● **What is needed**
Look through the entries and report how many lines include the word "Total". Give the number alone.
::: Task inputs
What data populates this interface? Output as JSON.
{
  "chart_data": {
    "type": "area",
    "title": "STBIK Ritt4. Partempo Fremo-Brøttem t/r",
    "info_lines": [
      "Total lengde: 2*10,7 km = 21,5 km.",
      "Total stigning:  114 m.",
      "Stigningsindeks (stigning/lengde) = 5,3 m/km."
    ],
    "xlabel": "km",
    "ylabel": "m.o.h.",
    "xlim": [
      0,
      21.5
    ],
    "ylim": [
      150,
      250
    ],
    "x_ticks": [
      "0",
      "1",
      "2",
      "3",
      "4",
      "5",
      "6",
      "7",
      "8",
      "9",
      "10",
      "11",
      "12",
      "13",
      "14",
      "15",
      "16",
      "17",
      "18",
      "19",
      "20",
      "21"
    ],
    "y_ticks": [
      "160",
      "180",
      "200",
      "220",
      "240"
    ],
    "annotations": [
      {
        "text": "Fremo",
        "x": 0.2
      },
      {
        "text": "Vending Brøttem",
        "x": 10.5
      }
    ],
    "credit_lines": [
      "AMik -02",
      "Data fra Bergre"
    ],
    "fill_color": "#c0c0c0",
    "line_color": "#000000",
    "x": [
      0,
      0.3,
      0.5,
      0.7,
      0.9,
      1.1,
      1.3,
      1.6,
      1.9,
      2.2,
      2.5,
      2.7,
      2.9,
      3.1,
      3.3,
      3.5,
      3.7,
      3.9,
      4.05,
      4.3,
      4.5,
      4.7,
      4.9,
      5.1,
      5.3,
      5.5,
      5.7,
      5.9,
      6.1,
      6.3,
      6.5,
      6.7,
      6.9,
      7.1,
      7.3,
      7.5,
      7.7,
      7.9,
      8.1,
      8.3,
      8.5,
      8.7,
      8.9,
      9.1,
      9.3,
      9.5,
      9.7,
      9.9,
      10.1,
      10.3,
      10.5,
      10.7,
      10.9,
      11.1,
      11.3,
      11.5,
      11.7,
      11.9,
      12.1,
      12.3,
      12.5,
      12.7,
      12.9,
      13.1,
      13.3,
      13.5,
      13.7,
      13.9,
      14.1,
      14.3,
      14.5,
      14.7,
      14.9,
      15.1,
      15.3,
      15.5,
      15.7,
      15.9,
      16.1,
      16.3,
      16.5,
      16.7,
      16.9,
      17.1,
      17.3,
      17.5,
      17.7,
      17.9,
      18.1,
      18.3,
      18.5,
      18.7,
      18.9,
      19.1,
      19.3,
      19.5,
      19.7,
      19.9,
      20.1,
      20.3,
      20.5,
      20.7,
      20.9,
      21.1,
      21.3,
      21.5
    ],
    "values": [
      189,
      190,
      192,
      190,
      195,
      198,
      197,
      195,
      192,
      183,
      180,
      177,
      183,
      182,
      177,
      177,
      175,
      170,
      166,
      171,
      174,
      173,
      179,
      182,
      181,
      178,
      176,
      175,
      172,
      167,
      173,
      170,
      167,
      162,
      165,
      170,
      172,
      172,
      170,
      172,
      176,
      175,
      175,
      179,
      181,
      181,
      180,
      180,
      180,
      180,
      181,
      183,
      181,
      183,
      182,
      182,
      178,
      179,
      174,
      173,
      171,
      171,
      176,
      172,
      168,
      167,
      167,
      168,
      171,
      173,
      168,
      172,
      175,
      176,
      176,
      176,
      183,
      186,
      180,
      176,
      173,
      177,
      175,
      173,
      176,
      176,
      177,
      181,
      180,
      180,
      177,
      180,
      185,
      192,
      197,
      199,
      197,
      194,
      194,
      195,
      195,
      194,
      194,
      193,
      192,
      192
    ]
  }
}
::::::
● **Answer to the problem**
2